What to do: Each line of the data that includes the string "this" is to be copied out.

Extracted material:
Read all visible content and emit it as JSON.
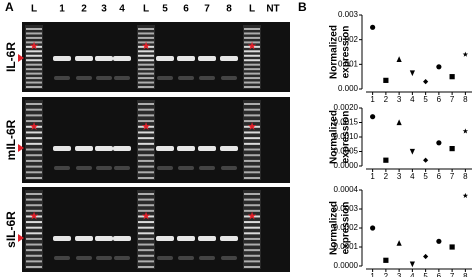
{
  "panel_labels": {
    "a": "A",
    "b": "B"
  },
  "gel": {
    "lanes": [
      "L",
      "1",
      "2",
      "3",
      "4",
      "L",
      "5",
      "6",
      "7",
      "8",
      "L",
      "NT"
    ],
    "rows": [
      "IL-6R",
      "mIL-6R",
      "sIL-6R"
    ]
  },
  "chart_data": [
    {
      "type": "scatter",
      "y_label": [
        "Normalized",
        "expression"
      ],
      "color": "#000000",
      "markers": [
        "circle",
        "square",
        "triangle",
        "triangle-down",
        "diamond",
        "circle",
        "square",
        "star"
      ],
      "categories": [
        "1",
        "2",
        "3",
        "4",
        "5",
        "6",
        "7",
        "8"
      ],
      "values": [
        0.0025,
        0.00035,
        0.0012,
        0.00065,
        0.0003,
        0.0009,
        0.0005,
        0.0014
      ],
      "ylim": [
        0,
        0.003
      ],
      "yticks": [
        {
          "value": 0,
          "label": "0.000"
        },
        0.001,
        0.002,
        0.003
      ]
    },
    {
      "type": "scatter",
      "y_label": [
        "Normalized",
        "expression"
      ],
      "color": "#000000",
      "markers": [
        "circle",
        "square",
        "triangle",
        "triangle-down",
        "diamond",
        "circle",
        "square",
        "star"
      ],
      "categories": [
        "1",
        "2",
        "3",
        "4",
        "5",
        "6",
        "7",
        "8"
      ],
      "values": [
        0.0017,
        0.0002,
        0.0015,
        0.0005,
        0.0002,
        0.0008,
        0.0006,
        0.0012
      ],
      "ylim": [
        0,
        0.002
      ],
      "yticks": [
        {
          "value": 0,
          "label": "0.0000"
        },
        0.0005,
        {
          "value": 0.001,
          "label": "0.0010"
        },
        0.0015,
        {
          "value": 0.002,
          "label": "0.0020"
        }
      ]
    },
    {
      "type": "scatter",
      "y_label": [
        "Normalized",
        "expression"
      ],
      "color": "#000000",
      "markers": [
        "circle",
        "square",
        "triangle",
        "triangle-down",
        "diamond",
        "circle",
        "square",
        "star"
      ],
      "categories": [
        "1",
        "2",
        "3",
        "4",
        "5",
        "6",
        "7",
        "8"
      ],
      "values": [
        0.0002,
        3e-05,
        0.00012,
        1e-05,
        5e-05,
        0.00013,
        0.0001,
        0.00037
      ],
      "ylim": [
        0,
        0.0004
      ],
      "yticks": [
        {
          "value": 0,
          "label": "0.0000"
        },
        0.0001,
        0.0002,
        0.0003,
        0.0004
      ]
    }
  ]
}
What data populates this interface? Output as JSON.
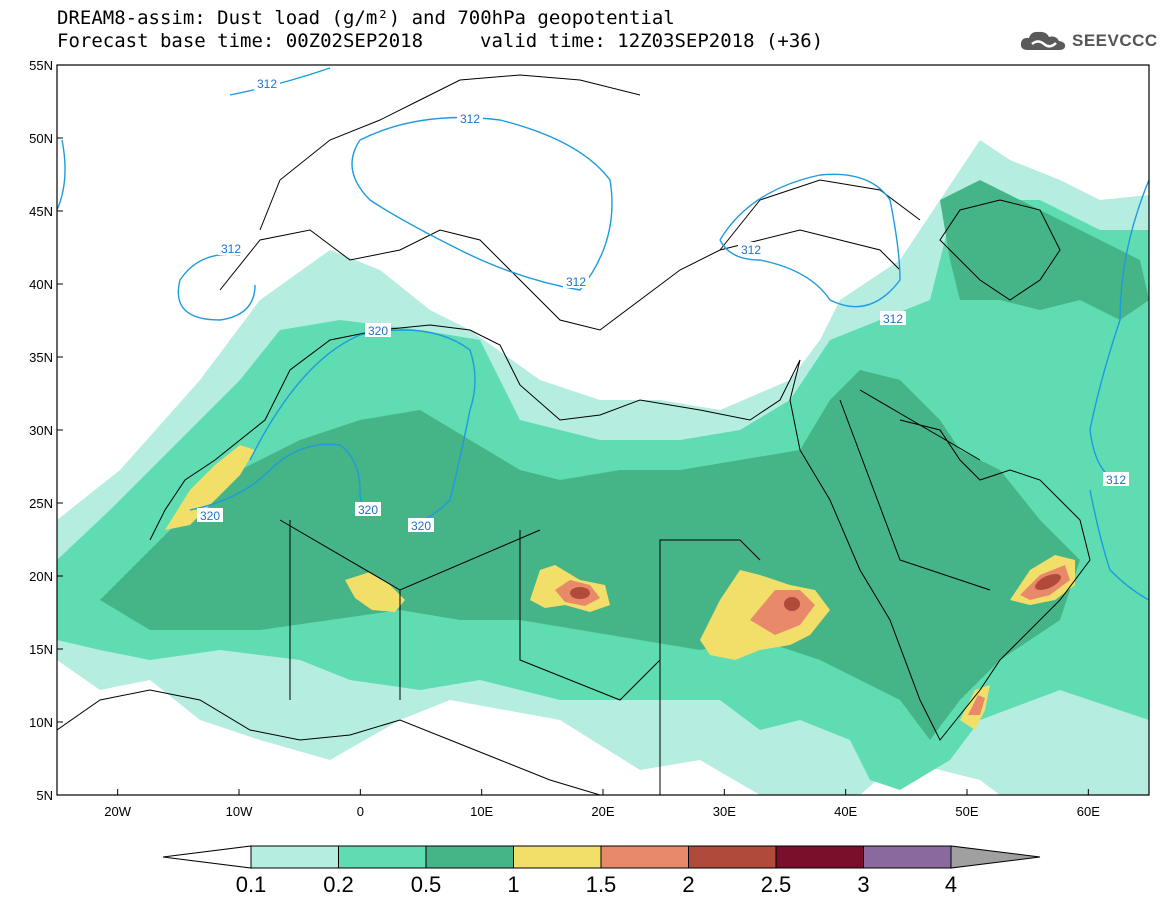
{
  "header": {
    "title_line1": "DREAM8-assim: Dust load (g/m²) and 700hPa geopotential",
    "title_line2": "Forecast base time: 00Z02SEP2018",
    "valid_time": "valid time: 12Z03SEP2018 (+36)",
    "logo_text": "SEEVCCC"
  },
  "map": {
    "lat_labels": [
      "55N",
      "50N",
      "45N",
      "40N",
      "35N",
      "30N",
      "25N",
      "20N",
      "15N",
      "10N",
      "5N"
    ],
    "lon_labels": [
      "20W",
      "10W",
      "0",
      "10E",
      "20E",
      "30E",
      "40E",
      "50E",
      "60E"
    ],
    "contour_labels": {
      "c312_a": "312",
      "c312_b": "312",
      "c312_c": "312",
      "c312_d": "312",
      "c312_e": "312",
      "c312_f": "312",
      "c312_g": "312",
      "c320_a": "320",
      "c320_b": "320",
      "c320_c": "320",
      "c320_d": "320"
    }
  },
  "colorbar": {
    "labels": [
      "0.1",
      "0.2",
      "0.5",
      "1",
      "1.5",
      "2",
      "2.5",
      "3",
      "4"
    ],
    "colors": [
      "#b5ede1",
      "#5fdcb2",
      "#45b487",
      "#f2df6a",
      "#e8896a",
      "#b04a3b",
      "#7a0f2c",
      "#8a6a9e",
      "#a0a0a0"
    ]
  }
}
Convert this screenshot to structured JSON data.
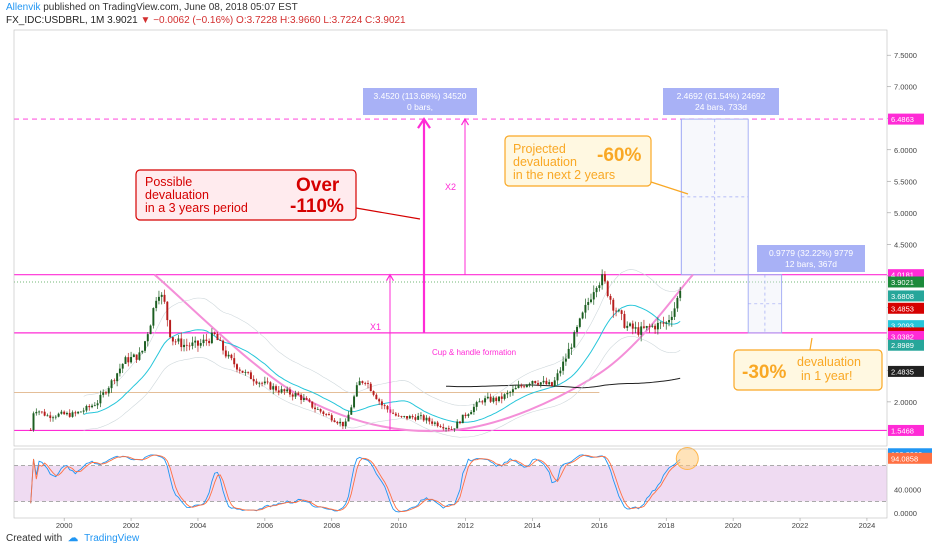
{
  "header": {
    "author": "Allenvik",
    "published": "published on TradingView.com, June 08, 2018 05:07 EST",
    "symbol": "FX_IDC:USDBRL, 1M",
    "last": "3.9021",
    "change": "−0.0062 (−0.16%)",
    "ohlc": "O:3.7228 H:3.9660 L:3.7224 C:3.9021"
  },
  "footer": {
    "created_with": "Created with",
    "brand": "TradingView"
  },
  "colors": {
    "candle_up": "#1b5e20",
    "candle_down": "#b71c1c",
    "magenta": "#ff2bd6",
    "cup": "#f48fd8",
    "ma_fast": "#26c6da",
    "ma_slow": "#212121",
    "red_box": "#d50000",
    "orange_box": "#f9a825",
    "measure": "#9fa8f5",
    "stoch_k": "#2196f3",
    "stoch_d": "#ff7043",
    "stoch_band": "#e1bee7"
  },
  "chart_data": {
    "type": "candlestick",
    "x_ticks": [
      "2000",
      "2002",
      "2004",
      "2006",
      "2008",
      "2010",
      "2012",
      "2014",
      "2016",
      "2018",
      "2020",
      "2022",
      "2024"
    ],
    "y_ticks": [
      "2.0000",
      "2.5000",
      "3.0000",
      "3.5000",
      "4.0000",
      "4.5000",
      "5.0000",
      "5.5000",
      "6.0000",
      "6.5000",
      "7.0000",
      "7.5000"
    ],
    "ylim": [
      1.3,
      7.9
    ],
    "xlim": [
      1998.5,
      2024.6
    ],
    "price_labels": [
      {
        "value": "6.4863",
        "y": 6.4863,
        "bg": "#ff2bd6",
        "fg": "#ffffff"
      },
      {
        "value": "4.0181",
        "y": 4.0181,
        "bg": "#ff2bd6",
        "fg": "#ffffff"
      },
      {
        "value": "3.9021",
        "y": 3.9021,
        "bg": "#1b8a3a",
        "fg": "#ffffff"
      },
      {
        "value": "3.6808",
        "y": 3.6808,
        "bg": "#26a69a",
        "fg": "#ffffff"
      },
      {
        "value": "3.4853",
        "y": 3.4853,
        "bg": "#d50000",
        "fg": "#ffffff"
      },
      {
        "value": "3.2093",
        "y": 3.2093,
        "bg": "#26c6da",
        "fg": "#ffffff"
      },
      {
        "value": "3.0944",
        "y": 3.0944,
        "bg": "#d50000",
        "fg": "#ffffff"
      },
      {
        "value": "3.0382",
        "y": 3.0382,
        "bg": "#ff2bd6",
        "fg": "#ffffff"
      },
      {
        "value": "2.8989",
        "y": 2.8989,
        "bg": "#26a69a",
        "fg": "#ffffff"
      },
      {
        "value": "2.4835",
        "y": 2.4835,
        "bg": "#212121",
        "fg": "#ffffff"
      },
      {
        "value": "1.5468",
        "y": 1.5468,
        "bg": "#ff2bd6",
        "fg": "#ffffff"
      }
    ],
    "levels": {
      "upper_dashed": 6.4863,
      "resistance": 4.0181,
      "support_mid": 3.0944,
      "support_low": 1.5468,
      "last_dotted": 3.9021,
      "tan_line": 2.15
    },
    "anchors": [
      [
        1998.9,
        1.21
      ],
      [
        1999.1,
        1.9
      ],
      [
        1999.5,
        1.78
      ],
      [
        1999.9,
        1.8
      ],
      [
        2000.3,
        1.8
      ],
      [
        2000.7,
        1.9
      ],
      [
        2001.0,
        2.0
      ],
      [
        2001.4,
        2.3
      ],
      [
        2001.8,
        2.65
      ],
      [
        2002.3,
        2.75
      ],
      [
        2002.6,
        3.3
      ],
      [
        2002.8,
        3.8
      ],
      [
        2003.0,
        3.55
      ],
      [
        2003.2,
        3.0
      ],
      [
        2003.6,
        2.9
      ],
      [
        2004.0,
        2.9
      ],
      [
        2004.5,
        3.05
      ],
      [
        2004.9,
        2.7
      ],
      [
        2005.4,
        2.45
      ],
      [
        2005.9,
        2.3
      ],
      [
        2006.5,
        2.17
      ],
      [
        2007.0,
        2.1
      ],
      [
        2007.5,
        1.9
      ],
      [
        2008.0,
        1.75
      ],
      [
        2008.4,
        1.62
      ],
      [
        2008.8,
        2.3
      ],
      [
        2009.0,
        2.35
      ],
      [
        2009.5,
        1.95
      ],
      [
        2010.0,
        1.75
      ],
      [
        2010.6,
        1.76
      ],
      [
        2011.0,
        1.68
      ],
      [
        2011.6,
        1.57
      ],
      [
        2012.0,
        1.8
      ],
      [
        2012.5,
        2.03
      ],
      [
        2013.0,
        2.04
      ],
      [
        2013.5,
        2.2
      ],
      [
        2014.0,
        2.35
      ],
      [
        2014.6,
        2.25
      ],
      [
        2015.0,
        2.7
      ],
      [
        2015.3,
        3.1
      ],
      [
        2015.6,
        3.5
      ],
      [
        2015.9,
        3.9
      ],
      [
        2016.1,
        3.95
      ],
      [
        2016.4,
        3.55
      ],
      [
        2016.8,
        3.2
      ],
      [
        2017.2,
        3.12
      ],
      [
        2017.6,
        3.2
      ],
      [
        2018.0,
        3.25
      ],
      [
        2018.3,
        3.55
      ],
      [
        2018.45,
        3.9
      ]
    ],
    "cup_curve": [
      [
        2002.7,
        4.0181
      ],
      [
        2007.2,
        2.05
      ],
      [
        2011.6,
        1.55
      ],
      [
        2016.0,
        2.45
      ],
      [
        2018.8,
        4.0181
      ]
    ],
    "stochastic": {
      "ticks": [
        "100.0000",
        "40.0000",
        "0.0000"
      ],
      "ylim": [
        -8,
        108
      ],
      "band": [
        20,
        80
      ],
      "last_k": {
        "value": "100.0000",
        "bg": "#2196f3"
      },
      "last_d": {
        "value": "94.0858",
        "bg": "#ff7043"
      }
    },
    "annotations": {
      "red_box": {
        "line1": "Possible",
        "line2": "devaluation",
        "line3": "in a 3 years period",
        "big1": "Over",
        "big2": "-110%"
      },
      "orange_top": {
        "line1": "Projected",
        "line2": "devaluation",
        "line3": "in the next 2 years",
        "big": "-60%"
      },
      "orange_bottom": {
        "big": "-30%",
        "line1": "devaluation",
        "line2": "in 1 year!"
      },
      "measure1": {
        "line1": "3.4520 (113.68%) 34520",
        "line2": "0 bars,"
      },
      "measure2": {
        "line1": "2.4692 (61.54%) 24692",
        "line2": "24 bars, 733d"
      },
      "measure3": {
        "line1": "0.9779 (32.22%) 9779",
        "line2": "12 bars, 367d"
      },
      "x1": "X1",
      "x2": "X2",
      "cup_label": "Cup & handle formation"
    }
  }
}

Written answer:
What data populates this interface? Output as JSON.
Convert this screenshot to structured JSON data.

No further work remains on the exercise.